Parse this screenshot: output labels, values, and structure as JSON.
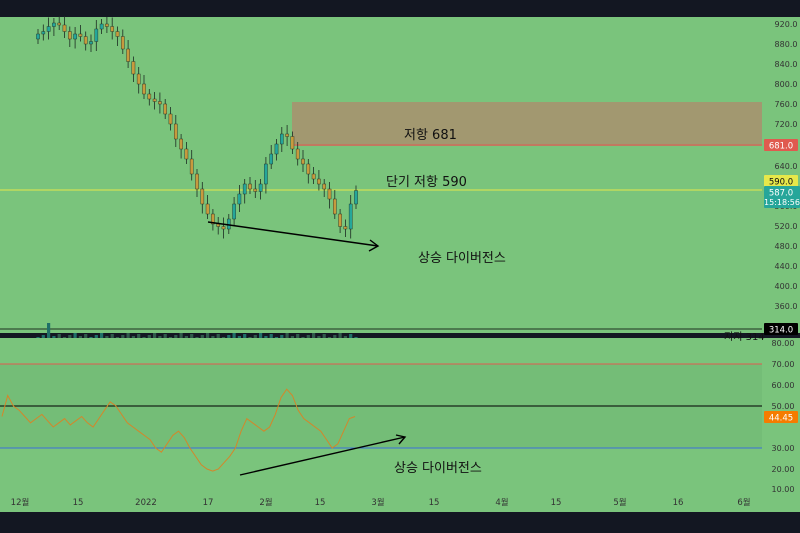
{
  "theme": {
    "frame": "#131722",
    "pane_bg": "#7ac47c",
    "candle_up": "#26a69a",
    "candle_down": "#c79a3e",
    "resistance_zone": "#a9906e",
    "resistance_line": "#e05a4f",
    "short_resistance_line": "#e6e84a",
    "rsi_line": "#d4862a",
    "rsi_upper": "#e05a4f",
    "rsi_mid": "#000000",
    "rsi_lower": "#3b6fd8",
    "arrow": "#000000"
  },
  "annotations": {
    "resistance": "저항 681",
    "short_resistance": "단기 저항 590",
    "divergence_price": "상승 다이버전스",
    "divergence_rsi": "상승 다이버전스",
    "support_label": "지지 314"
  },
  "price_axis": {
    "ticks": [
      "920.0",
      "880.0",
      "840.0",
      "800.0",
      "760.0",
      "720.0",
      "640.0",
      "560.0",
      "520.0",
      "480.0",
      "440.0",
      "400.0",
      "360.0"
    ]
  },
  "rsi_axis": {
    "ticks": [
      "80.00",
      "70.00",
      "60.00",
      "50.00",
      "30.00",
      "20.00",
      "10.00"
    ]
  },
  "time_axis": {
    "ticks": [
      "12월",
      "15",
      "2022",
      "17",
      "2월",
      "15",
      "3월",
      "15",
      "4월",
      "15",
      "5월",
      "16",
      "6월"
    ]
  },
  "badges": {
    "resistance": "681.0",
    "short_resistance": "590.0",
    "last_price": "587.0",
    "countdown": "15:18:56",
    "support": "314.0",
    "rsi": "44.45"
  },
  "chart_data": [
    {
      "type": "candlestick",
      "ylim": [
        300,
        940
      ],
      "resistance_zone": [
        681,
        765
      ],
      "resistance": 681,
      "short_resistance": 590,
      "support": 314,
      "last_price": 587,
      "series": [
        {
          "values": [
            900,
            905,
            915,
            922,
            918,
            905,
            890,
            900,
            895,
            880,
            885,
            910,
            920,
            915,
            905,
            895,
            870,
            845,
            820,
            800,
            780,
            770,
            765,
            760,
            740,
            720,
            690,
            670,
            650,
            620,
            590,
            560,
            540,
            520,
            515,
            510,
            530,
            560,
            580,
            600,
            590,
            585,
            600,
            640,
            660,
            680,
            700,
            695,
            670,
            650,
            640,
            620,
            610,
            600,
            590,
            570,
            540,
            515,
            510,
            560,
            587
          ]
        }
      ]
    },
    {
      "type": "line",
      "title": "",
      "ylim": [
        5,
        85
      ],
      "levels": [
        70,
        50,
        30
      ],
      "last_value": 44.45,
      "series": [
        {
          "values": [
            45,
            55,
            50,
            48,
            45,
            42,
            44,
            46,
            43,
            40,
            42,
            44,
            41,
            43,
            45,
            42,
            40,
            44,
            48,
            52,
            50,
            46,
            42,
            40,
            38,
            36,
            34,
            30,
            28,
            32,
            36,
            38,
            35,
            30,
            26,
            22,
            20,
            19,
            20,
            23,
            26,
            30,
            38,
            44,
            42,
            40,
            38,
            40,
            46,
            54,
            58,
            55,
            48,
            44,
            42,
            40,
            38,
            34,
            30,
            32,
            38,
            44,
            45
          ]
        }
      ]
    }
  ]
}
━━━━━━━━━━━━━━━━
**Work to complete:** Repeat the material above in full and exactly, apart from the pictures.

**Response to the exercise:**
Parse this screenshot: output labels, values, and structure as JSON.
{
  "theme": {
    "frame": "#131722",
    "pane_bg": "#7ac47c",
    "candle_up": "#26a69a",
    "candle_down": "#c79a3e",
    "resistance_zone": "#a9906e",
    "resistance_line": "#e05a4f",
    "short_resistance_line": "#e6e84a",
    "rsi_line": "#d4862a",
    "rsi_upper": "#e05a4f",
    "rsi_mid": "#000000",
    "rsi_lower": "#3b6fd8",
    "arrow": "#000000"
  },
  "annotations": {
    "resistance": "저항 681",
    "short_resistance": "단기 저항 590",
    "divergence_price": "상승 다이버전스",
    "divergence_rsi": "상승 다이버전스",
    "support_label": "지지 314"
  },
  "price_axis": {
    "ticks": [
      "920.0",
      "880.0",
      "840.0",
      "800.0",
      "760.0",
      "720.0",
      "640.0",
      "560.0",
      "520.0",
      "480.0",
      "440.0",
      "400.0",
      "360.0"
    ]
  },
  "rsi_axis": {
    "ticks": [
      "80.00",
      "70.00",
      "60.00",
      "50.00",
      "30.00",
      "20.00",
      "10.00"
    ]
  },
  "time_axis": {
    "ticks": [
      "12월",
      "15",
      "2022",
      "17",
      "2월",
      "15",
      "3월",
      "15",
      "4월",
      "15",
      "5월",
      "16",
      "6월"
    ]
  },
  "badges": {
    "resistance": "681.0",
    "short_resistance": "590.0",
    "last_price": "587.0",
    "countdown": "15:18:56",
    "support": "314.0",
    "rsi": "44.45"
  },
  "chart_data": [
    {
      "type": "candlestick",
      "ylim": [
        300,
        940
      ],
      "resistance_zone": [
        681,
        765
      ],
      "resistance": 681,
      "short_resistance": 590,
      "support": 314,
      "last_price": 587,
      "series": [
        {
          "values": [
            900,
            905,
            915,
            922,
            918,
            905,
            890,
            900,
            895,
            880,
            885,
            910,
            920,
            915,
            905,
            895,
            870,
            845,
            820,
            800,
            780,
            770,
            765,
            760,
            740,
            720,
            690,
            670,
            650,
            620,
            590,
            560,
            540,
            520,
            515,
            510,
            530,
            560,
            580,
            600,
            590,
            585,
            600,
            640,
            660,
            680,
            700,
            695,
            670,
            650,
            640,
            620,
            610,
            600,
            590,
            570,
            540,
            515,
            510,
            560,
            587
          ]
        }
      ]
    },
    {
      "type": "line",
      "title": "",
      "ylim": [
        5,
        85
      ],
      "levels": [
        70,
        50,
        30
      ],
      "last_value": 44.45,
      "series": [
        {
          "values": [
            45,
            55,
            50,
            48,
            45,
            42,
            44,
            46,
            43,
            40,
            42,
            44,
            41,
            43,
            45,
            42,
            40,
            44,
            48,
            52,
            50,
            46,
            42,
            40,
            38,
            36,
            34,
            30,
            28,
            32,
            36,
            38,
            35,
            30,
            26,
            22,
            20,
            19,
            20,
            23,
            26,
            30,
            38,
            44,
            42,
            40,
            38,
            40,
            46,
            54,
            58,
            55,
            48,
            44,
            42,
            40,
            38,
            34,
            30,
            32,
            38,
            44,
            45
          ]
        }
      ]
    }
  ]
}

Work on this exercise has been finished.